Written exercise | Count how many lines contain the word "反对党八股". Respond with the number alone.

⟨

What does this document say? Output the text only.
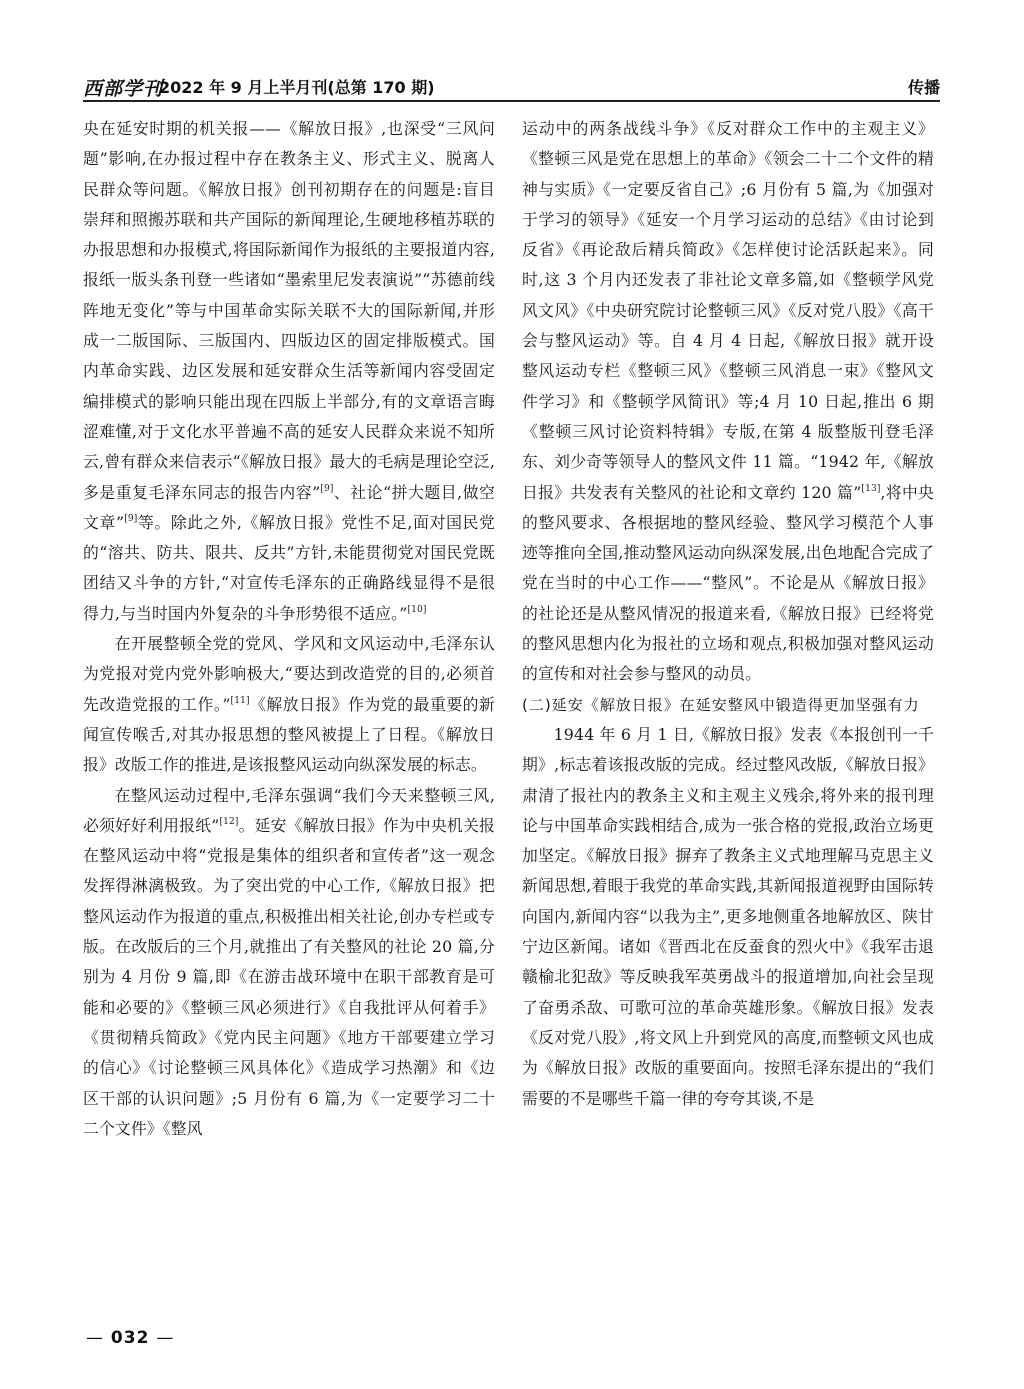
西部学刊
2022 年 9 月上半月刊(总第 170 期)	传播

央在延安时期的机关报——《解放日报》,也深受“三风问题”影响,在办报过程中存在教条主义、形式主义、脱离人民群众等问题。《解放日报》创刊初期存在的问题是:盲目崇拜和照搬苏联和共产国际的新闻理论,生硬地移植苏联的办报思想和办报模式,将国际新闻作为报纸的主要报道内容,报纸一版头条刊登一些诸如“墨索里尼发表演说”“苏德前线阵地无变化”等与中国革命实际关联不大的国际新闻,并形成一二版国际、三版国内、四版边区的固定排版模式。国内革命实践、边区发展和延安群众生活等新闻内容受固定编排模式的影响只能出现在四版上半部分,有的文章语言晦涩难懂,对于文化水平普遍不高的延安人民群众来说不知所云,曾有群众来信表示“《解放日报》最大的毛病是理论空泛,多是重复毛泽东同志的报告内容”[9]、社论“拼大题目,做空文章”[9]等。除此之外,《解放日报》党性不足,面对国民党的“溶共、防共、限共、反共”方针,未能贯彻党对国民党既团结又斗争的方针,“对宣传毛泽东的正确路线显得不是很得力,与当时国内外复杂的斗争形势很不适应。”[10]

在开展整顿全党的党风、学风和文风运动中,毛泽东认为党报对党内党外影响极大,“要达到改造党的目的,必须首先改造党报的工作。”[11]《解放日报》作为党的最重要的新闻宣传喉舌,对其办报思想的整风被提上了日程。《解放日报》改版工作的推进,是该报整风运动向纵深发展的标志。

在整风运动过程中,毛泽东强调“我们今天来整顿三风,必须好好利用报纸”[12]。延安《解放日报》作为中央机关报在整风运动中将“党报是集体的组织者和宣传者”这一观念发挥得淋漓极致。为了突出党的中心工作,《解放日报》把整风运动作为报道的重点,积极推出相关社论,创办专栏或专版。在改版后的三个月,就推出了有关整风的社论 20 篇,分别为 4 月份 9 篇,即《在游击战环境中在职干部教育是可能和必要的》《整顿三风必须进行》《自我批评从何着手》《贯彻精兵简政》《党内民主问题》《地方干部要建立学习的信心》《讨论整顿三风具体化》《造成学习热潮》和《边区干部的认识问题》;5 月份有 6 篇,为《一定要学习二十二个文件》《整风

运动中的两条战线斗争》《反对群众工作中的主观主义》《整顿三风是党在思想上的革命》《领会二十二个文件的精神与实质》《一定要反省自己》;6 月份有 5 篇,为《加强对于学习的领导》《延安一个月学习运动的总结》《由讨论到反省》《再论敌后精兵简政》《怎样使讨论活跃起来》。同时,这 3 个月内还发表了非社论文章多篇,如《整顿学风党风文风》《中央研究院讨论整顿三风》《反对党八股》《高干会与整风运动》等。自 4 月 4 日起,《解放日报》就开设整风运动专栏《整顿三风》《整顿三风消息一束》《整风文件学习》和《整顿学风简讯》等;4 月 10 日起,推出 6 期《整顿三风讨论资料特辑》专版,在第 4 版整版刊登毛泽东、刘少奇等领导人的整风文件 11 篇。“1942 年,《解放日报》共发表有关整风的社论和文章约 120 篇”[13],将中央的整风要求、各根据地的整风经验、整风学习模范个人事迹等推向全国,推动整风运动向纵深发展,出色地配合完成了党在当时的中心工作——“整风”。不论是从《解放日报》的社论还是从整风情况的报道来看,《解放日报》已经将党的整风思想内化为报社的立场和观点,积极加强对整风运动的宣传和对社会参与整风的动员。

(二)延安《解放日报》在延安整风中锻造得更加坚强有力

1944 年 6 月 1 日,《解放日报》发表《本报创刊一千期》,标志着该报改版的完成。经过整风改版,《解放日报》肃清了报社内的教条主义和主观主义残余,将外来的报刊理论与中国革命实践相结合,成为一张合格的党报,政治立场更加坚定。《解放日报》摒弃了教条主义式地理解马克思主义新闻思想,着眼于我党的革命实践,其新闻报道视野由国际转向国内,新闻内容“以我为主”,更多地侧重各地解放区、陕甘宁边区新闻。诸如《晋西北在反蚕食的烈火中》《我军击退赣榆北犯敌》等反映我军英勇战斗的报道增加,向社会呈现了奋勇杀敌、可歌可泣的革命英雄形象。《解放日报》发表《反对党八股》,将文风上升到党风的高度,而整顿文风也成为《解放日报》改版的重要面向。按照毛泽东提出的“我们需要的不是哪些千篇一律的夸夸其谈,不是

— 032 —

⟩

Complete response | 2